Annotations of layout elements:
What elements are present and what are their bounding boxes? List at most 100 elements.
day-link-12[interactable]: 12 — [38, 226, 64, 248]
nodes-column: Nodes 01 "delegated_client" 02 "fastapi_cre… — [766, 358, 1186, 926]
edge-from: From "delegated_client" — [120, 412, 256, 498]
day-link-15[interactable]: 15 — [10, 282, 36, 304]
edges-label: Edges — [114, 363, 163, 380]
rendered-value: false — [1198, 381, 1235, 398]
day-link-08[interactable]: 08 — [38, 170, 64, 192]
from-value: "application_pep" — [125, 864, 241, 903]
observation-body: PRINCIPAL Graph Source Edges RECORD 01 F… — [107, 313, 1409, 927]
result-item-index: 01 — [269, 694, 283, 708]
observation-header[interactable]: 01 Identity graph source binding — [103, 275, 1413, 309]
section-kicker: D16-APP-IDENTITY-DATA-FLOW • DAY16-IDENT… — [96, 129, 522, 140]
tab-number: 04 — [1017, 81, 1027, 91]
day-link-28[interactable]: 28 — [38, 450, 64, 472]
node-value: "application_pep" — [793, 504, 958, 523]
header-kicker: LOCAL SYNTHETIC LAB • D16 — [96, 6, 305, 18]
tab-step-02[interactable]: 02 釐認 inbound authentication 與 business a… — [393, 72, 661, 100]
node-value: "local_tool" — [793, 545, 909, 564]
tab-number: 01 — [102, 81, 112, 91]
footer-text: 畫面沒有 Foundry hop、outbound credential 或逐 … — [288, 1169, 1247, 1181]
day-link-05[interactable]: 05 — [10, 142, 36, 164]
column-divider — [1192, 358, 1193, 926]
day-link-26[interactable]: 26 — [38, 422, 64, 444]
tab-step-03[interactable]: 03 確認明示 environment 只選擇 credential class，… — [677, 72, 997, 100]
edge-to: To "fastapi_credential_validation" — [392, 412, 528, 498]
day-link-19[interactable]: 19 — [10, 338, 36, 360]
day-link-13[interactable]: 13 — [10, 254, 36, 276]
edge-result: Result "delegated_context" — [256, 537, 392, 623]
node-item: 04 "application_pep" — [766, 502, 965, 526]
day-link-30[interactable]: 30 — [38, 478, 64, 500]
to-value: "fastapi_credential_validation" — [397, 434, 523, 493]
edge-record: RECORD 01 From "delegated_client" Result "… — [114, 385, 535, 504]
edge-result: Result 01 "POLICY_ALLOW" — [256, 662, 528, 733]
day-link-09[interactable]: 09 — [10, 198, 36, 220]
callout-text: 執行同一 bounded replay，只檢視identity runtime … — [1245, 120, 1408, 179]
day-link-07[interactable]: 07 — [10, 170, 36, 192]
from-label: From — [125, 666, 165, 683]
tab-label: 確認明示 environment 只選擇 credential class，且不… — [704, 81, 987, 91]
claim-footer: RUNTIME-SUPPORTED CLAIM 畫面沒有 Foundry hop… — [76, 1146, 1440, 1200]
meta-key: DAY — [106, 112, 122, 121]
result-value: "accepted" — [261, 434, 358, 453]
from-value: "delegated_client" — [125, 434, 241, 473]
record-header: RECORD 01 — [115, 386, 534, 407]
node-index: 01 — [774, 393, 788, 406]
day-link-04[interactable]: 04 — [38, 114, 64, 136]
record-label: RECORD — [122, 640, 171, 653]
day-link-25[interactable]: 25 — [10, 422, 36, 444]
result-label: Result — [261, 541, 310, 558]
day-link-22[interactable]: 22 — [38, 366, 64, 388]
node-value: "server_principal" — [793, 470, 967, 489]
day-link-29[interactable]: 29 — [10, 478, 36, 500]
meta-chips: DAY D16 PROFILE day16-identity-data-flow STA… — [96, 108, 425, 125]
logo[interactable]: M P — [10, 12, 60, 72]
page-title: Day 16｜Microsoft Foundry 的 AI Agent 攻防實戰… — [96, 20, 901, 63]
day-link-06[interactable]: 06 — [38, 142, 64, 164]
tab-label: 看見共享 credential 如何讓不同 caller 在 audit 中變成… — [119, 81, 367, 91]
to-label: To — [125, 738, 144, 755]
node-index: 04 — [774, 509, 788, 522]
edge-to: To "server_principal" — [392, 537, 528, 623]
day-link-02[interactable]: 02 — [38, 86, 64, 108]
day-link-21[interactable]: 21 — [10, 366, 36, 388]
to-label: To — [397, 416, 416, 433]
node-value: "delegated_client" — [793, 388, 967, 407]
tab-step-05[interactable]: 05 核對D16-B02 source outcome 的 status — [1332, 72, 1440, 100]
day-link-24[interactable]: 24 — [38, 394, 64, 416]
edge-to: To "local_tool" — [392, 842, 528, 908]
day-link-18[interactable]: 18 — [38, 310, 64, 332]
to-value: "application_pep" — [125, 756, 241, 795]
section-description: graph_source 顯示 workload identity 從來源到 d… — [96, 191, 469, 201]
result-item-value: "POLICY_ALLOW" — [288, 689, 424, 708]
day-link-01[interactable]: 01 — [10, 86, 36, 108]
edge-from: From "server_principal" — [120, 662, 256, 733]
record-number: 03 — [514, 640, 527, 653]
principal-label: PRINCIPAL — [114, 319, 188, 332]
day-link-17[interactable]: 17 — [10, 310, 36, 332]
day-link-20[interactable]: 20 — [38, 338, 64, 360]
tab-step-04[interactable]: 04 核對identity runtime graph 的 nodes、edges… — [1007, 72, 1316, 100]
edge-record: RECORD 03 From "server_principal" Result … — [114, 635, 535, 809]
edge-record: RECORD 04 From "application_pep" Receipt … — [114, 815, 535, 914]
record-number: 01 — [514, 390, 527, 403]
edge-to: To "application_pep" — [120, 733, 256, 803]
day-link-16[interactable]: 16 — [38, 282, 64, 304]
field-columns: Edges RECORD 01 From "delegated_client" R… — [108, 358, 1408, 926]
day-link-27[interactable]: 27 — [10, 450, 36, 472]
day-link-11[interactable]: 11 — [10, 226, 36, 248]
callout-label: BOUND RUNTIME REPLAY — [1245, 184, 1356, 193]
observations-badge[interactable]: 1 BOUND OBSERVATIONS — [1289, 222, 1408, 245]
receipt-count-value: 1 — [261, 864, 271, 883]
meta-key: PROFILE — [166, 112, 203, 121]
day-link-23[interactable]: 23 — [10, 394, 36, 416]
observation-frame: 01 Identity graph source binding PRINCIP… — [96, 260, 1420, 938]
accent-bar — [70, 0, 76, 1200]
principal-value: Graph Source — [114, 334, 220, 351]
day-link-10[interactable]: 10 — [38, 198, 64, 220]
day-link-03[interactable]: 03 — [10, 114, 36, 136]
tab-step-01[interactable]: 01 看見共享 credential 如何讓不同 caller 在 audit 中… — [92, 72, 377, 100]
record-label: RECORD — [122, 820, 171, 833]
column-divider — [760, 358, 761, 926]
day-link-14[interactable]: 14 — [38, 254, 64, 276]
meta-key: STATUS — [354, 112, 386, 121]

§ **To do**:
Copy every item above verbatim, line for line, with no changes.

§ **Completed task**:
What elements are present and what are their bounding boxes? List at most 100 elements.
day-link-12[interactable]: 12 — [38, 226, 64, 248]
nodes-column: Nodes 01 "delegated_client" 02 "fastapi_cre… — [766, 358, 1186, 926]
edge-from: From "delegated_client" — [120, 412, 256, 498]
day-link-15[interactable]: 15 — [10, 282, 36, 304]
edges-label: Edges — [114, 363, 163, 380]
rendered-value: false — [1198, 381, 1235, 398]
day-link-08[interactable]: 08 — [38, 170, 64, 192]
from-value: "application_pep" — [125, 864, 241, 903]
observation-body: PRINCIPAL Graph Source Edges RECORD 01 F… — [107, 313, 1409, 927]
result-item-index: 01 — [269, 694, 283, 708]
observation-header[interactable]: 01 Identity graph source binding — [103, 275, 1413, 309]
section-kicker: D16-APP-IDENTITY-DATA-FLOW • DAY16-IDENT… — [96, 129, 522, 140]
tab-number: 04 — [1017, 81, 1027, 91]
day-link-28[interactable]: 28 — [38, 450, 64, 472]
node-value: "application_pep" — [793, 504, 958, 523]
header-kicker: LOCAL SYNTHETIC LAB • D16 — [96, 6, 305, 18]
tab-step-02[interactable]: 02 釐認 inbound authentication 與 business a… — [393, 72, 661, 100]
node-value: "local_tool" — [793, 545, 909, 564]
tab-number: 01 — [102, 81, 112, 91]
footer-text: 畫面沒有 Foundry hop、outbound credential 或逐 … — [288, 1169, 1247, 1181]
day-link-05[interactable]: 05 — [10, 142, 36, 164]
column-divider — [1192, 358, 1193, 926]
day-link-26[interactable]: 26 — [38, 422, 64, 444]
tab-step-03[interactable]: 03 確認明示 environment 只選擇 credential class，… — [677, 72, 997, 100]
edge-to: To "fastapi_credential_validation" — [392, 412, 528, 498]
day-link-19[interactable]: 19 — [10, 338, 36, 360]
day-link-13[interactable]: 13 — [10, 254, 36, 276]
edge-result: Result "delegated_context" — [256, 537, 392, 623]
node-item: 04 "application_pep" — [766, 502, 965, 526]
day-link-30[interactable]: 30 — [38, 478, 64, 500]
to-value: "fastapi_credential_validation" — [397, 434, 523, 493]
edge-record: RECORD 01 From "delegated_client" Result "… — [114, 385, 535, 504]
edge-result: Result 01 "POLICY_ALLOW" — [256, 662, 528, 733]
day-link-09[interactable]: 09 — [10, 198, 36, 220]
callout-text: 執行同一 bounded replay，只檢視identity runtime … — [1245, 120, 1408, 179]
day-link-07[interactable]: 07 — [10, 170, 36, 192]
from-label: From — [125, 666, 165, 683]
tab-label: 確認明示 environment 只選擇 credential class，且不… — [704, 81, 987, 91]
claim-footer: RUNTIME-SUPPORTED CLAIM 畫面沒有 Foundry hop… — [76, 1146, 1440, 1200]
meta-key: DAY — [106, 112, 122, 121]
result-value: "accepted" — [261, 434, 358, 453]
from-value: "delegated_client" — [125, 434, 241, 473]
record-header: RECORD 01 — [115, 386, 534, 407]
node-index: 01 — [774, 393, 788, 406]
day-link-04[interactable]: 04 — [38, 114, 64, 136]
record-label: RECORD — [122, 640, 171, 653]
day-link-25[interactable]: 25 — [10, 422, 36, 444]
result-label: Result — [261, 541, 310, 558]
day-link-22[interactable]: 22 — [38, 366, 64, 388]
node-value: "server_principal" — [793, 470, 967, 489]
day-link-29[interactable]: 29 — [10, 478, 36, 500]
meta-chips: DAY D16 PROFILE day16-identity-data-flow STA… — [96, 108, 425, 125]
logo[interactable]: M P — [10, 12, 60, 72]
page-title: Day 16｜Microsoft Foundry 的 AI Agent 攻防實戰… — [96, 20, 901, 63]
day-link-06[interactable]: 06 — [38, 142, 64, 164]
tab-label: 看見共享 credential 如何讓不同 caller 在 audit 中變成… — [119, 81, 367, 91]
to-label: To — [125, 738, 144, 755]
node-index: 04 — [774, 509, 788, 522]
edge-to: To "server_principal" — [392, 537, 528, 623]
day-link-02[interactable]: 02 — [38, 86, 64, 108]
day-link-21[interactable]: 21 — [10, 366, 36, 388]
to-label: To — [397, 416, 416, 433]
node-value: "delegated_client" — [793, 388, 967, 407]
tab-step-05[interactable]: 05 核對D16-B02 source outcome 的 status — [1332, 72, 1440, 100]
day-link-24[interactable]: 24 — [38, 394, 64, 416]
edge-to: To "local_tool" — [392, 842, 528, 908]
day-link-18[interactable]: 18 — [38, 310, 64, 332]
to-value: "application_pep" — [125, 756, 241, 795]
section-description: graph_source 顯示 workload identity 從來源到 d… — [96, 191, 469, 201]
result-item-value: "POLICY_ALLOW" — [288, 689, 424, 708]
day-link-01[interactable]: 01 — [10, 86, 36, 108]
edge-from: From "server_principal" — [120, 662, 256, 733]
record-number: 03 — [514, 640, 527, 653]
principal-label: PRINCIPAL — [114, 319, 188, 332]
day-link-17[interactable]: 17 — [10, 310, 36, 332]
day-link-20[interactable]: 20 — [38, 338, 64, 360]
tab-step-04[interactable]: 04 核對identity runtime graph 的 nodes、edges… — [1007, 72, 1316, 100]
edge-record: RECORD 03 From "server_principal" Result … — [114, 635, 535, 809]
edge-record: RECORD 04 From "application_pep" Receipt … — [114, 815, 535, 914]
record-number: 01 — [514, 390, 527, 403]
edge-to: To "application_pep" — [120, 733, 256, 803]
day-link-16[interactable]: 16 — [38, 282, 64, 304]
field-columns: Edges RECORD 01 From "delegated_client" R… — [108, 358, 1408, 926]
day-link-27[interactable]: 27 — [10, 450, 36, 472]
day-link-11[interactable]: 11 — [10, 226, 36, 248]
callout-label: BOUND RUNTIME REPLAY — [1245, 184, 1356, 193]
observations-badge[interactable]: 1 BOUND OBSERVATIONS — [1289, 222, 1408, 245]
receipt-count-value: 1 — [261, 864, 271, 883]
meta-key: PROFILE — [166, 112, 203, 121]
day-link-23[interactable]: 23 — [10, 394, 36, 416]
observation-frame: 01 Identity graph source binding PRINCIP… — [96, 260, 1420, 938]
accent-bar — [70, 0, 76, 1200]
principal-value: Graph Source — [114, 334, 220, 351]
day-link-10[interactable]: 10 — [38, 198, 64, 220]
day-link-03[interactable]: 03 — [10, 114, 36, 136]
tab-step-01[interactable]: 01 看見共享 credential 如何讓不同 caller 在 audit 中… — [92, 72, 377, 100]
record-label: RECORD — [122, 820, 171, 833]
column-divider — [760, 358, 761, 926]
day-link-14[interactable]: 14 — [38, 254, 64, 276]
meta-key: STATUS — [354, 112, 386, 121]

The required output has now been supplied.